(What the task asks) Give an exact transcription of every line, dropping the images.

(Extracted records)
####

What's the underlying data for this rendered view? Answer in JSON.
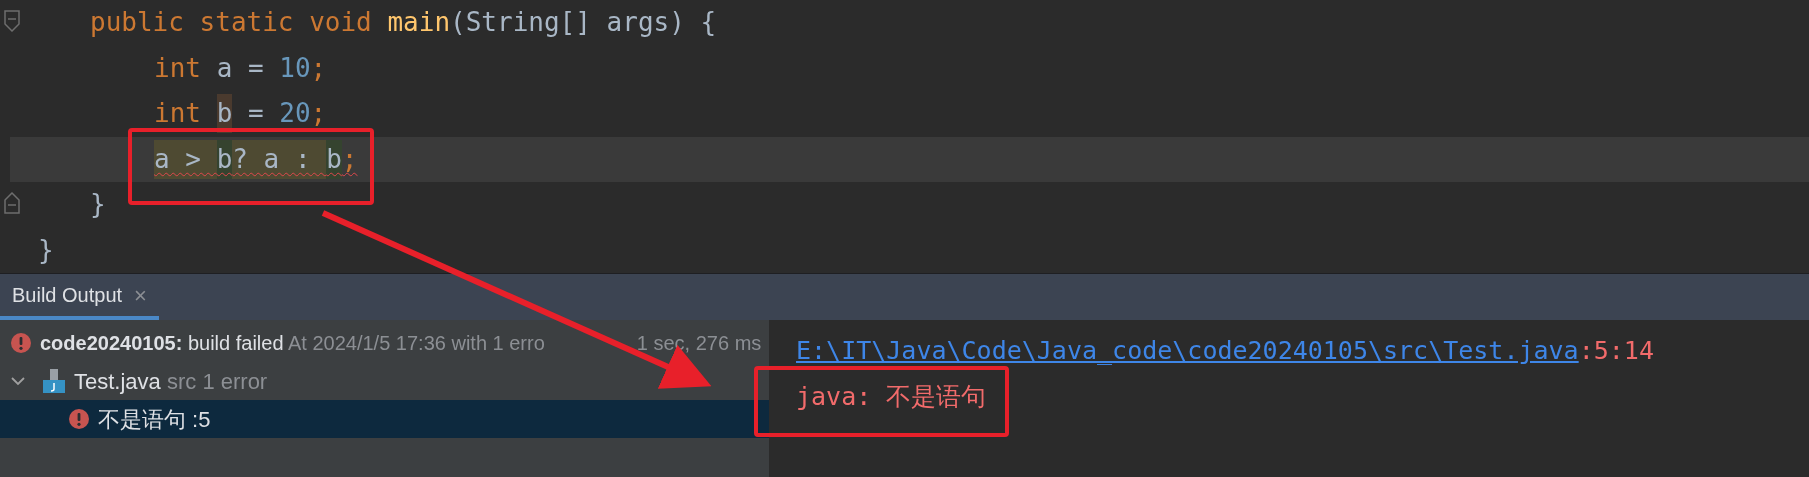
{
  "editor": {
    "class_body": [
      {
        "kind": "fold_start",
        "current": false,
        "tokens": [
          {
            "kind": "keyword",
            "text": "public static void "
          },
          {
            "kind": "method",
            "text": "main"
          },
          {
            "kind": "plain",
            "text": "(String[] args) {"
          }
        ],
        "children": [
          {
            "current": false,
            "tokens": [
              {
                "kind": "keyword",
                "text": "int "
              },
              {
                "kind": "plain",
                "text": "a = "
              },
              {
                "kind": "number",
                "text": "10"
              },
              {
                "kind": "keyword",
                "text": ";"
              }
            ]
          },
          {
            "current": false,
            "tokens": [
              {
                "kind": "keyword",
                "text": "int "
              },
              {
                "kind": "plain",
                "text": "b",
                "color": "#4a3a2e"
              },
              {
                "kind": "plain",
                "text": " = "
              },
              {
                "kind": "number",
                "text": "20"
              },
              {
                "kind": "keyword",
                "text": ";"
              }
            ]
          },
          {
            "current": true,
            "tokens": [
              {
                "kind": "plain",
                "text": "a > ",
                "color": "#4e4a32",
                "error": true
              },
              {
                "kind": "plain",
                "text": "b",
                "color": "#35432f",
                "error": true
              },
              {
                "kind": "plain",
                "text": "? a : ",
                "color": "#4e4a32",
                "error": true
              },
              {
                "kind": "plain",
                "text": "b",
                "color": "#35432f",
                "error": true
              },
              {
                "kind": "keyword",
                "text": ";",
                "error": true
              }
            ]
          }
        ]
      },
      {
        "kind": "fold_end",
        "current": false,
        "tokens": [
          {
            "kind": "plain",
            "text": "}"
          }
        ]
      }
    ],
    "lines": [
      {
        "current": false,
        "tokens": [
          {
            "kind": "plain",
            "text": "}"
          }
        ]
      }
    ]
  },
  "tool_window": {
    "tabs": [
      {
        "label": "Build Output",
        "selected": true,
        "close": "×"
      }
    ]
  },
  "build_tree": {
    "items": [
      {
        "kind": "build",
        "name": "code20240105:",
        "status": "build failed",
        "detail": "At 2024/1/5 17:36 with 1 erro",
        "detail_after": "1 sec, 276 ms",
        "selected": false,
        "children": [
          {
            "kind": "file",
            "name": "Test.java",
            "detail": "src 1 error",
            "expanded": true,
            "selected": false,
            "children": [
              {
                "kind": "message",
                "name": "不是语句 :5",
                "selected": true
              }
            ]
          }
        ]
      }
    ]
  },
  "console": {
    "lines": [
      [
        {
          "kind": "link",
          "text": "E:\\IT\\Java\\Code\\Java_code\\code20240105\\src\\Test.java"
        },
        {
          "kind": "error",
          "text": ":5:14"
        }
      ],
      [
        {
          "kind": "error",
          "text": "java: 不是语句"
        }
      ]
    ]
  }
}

####

(Written reply)
What's the underlying data for this rendered view? Answer in JSON.
{
  "editor": {
    "class_body": [
      {
        "kind": "fold_start",
        "current": false,
        "tokens": [
          {
            "kind": "keyword",
            "text": "public static void "
          },
          {
            "kind": "method",
            "text": "main"
          },
          {
            "kind": "plain",
            "text": "(String[] args) {"
          }
        ],
        "children": [
          {
            "current": false,
            "tokens": [
              {
                "kind": "keyword",
                "text": "int "
              },
              {
                "kind": "plain",
                "text": "a = "
              },
              {
                "kind": "number",
                "text": "10"
              },
              {
                "kind": "keyword",
                "text": ";"
              }
            ]
          },
          {
            "current": false,
            "tokens": [
              {
                "kind": "keyword",
                "text": "int "
              },
              {
                "kind": "plain",
                "text": "b",
                "color": "#4a3a2e"
              },
              {
                "kind": "plain",
                "text": " = "
              },
              {
                "kind": "number",
                "text": "20"
              },
              {
                "kind": "keyword",
                "text": ";"
              }
            ]
          },
          {
            "current": true,
            "tokens": [
              {
                "kind": "plain",
                "text": "a > ",
                "color": "#4e4a32",
                "error": true
              },
              {
                "kind": "plain",
                "text": "b",
                "color": "#35432f",
                "error": true
              },
              {
                "kind": "plain",
                "text": "? a : ",
                "color": "#4e4a32",
                "error": true
              },
              {
                "kind": "plain",
                "text": "b",
                "color": "#35432f",
                "error": true
              },
              {
                "kind": "keyword",
                "text": ";",
                "error": true
              }
            ]
          }
        ]
      },
      {
        "kind": "fold_end",
        "current": false,
        "tokens": [
          {
            "kind": "plain",
            "text": "}"
          }
        ]
      }
    ],
    "lines": [
      {
        "current": false,
        "tokens": [
          {
            "kind": "plain",
            "text": "}"
          }
        ]
      }
    ]
  },
  "tool_window": {
    "tabs": [
      {
        "label": "Build Output",
        "selected": true,
        "close": "×"
      }
    ]
  },
  "build_tree": {
    "items": [
      {
        "kind": "build",
        "name": "code20240105:",
        "status": "build failed",
        "detail": "At 2024/1/5 17:36 with 1 erro",
        "detail_after": "1 sec, 276 ms",
        "selected": false,
        "children": [
          {
            "kind": "file",
            "name": "Test.java",
            "detail": "src 1 error",
            "expanded": true,
            "selected": false,
            "children": [
              {
                "kind": "message",
                "name": "不是语句 :5",
                "selected": true
              }
            ]
          }
        ]
      }
    ]
  },
  "console": {
    "lines": [
      [
        {
          "kind": "link",
          "text": "E:\\IT\\Java\\Code\\Java_code\\code20240105\\src\\Test.java"
        },
        {
          "kind": "error",
          "text": ":5:14"
        }
      ],
      [
        {
          "kind": "error",
          "text": "java: 不是语句"
        }
      ]
    ]
  }
}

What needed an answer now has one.